— EXERCISE DIRECTIONS —
Locate the lines of the listing below that hold "všech", then copy each of them.

— SUPPLIED RECORDS —
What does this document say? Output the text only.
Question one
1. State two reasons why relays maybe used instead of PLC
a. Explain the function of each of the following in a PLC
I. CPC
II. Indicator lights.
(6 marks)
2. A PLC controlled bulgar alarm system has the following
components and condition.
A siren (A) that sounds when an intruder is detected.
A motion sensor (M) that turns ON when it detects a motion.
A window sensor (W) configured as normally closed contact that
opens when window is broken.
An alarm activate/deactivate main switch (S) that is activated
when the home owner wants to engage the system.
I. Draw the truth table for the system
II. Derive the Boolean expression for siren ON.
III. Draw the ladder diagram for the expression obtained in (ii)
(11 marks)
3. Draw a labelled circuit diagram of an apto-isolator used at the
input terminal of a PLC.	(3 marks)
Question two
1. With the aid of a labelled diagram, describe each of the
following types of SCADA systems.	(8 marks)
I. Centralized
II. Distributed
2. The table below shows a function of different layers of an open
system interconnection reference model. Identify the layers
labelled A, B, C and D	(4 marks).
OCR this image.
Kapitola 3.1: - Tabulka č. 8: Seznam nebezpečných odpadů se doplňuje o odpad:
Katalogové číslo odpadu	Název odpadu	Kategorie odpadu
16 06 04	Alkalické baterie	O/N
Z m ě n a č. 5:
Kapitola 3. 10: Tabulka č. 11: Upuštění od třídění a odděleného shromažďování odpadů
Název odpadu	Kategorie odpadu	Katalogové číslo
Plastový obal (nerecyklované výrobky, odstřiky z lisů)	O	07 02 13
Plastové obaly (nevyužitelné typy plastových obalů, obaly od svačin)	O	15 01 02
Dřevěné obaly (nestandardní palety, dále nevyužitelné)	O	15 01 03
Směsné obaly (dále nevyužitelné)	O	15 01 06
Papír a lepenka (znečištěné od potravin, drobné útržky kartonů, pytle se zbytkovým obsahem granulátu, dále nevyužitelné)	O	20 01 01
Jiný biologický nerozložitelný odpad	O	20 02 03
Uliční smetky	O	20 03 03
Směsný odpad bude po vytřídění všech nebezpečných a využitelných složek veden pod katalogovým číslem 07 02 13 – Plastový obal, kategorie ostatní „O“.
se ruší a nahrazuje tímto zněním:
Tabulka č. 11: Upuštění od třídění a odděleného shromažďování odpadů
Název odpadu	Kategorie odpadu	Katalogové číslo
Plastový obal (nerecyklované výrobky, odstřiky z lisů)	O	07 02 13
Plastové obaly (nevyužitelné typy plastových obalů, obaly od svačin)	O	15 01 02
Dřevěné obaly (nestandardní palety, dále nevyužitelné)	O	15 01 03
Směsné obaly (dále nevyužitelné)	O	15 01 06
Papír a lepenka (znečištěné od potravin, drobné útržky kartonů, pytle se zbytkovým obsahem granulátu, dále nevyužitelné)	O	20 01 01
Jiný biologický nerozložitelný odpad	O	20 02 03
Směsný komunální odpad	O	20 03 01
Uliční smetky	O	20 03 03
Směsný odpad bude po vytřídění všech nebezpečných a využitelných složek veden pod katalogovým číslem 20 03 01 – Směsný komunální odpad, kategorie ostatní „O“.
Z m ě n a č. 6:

— ANSWER TO THIS PROBLEM —
Směsný odpad bude po vytřídění všech nebezpečných a využitelných složek veden pod katalogovým číslem 07 02 13 – Plastový obal, kategorie ostatní „O“.
Směsný odpad bude po vytřídění všech nebezpečných a využitelných složek veden pod katalogovým číslem 20 03 01 – Směsný komunální odpad, kategorie ostatní „O“.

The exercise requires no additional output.